# START OF Data supplied

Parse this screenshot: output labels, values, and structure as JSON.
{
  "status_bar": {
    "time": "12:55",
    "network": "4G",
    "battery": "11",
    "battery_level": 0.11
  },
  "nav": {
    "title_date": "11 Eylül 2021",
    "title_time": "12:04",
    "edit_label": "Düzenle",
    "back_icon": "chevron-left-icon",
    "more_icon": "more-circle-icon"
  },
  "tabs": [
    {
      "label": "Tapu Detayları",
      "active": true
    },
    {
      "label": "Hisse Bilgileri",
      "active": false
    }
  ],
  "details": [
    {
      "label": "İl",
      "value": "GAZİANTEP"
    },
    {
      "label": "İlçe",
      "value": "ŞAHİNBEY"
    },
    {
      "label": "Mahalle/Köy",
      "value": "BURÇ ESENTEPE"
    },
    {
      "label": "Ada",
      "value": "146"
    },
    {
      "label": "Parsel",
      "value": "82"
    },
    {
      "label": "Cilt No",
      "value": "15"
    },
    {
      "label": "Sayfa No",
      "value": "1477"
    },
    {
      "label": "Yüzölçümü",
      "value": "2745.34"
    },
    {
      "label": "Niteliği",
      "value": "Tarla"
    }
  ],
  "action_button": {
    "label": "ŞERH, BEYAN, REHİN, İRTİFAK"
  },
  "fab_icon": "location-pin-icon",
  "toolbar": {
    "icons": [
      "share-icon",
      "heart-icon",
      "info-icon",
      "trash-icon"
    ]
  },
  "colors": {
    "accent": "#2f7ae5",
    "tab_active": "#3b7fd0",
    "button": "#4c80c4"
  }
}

# END OF Data supplied

Aim
Nothing should be left out: return all of the records exactly.

Completed exercise
Parse this screenshot: output labels, values, and structure as JSON.
{
  "status_bar": {
    "time": "12:55",
    "network": "4G",
    "battery": "11",
    "battery_level": 0.11
  },
  "nav": {
    "title_date": "11 Eylül 2021",
    "title_time": "12:04",
    "edit_label": "Düzenle",
    "back_icon": "chevron-left-icon",
    "more_icon": "more-circle-icon"
  },
  "tabs": [
    {
      "label": "Tapu Detayları",
      "active": true
    },
    {
      "label": "Hisse Bilgileri",
      "active": false
    }
  ],
  "details": [
    {
      "label": "İl",
      "value": "GAZİANTEP"
    },
    {
      "label": "İlçe",
      "value": "ŞAHİNBEY"
    },
    {
      "label": "Mahalle/Köy",
      "value": "BURÇ ESENTEPE"
    },
    {
      "label": "Ada",
      "value": "146"
    },
    {
      "label": "Parsel",
      "value": "82"
    },
    {
      "label": "Cilt No",
      "value": "15"
    },
    {
      "label": "Sayfa No",
      "value": "1477"
    },
    {
      "label": "Yüzölçümü",
      "value": "2745.34"
    },
    {
      "label": "Niteliği",
      "value": "Tarla"
    }
  ],
  "action_button": {
    "label": "ŞERH, BEYAN, REHİN, İRTİFAK"
  },
  "fab_icon": "location-pin-icon",
  "toolbar": {
    "icons": [
      "share-icon",
      "heart-icon",
      "info-icon",
      "trash-icon"
    ]
  },
  "colors": {
    "accent": "#2f7ae5",
    "tab_active": "#3b7fd0",
    "button": "#4c80c4"
  }
}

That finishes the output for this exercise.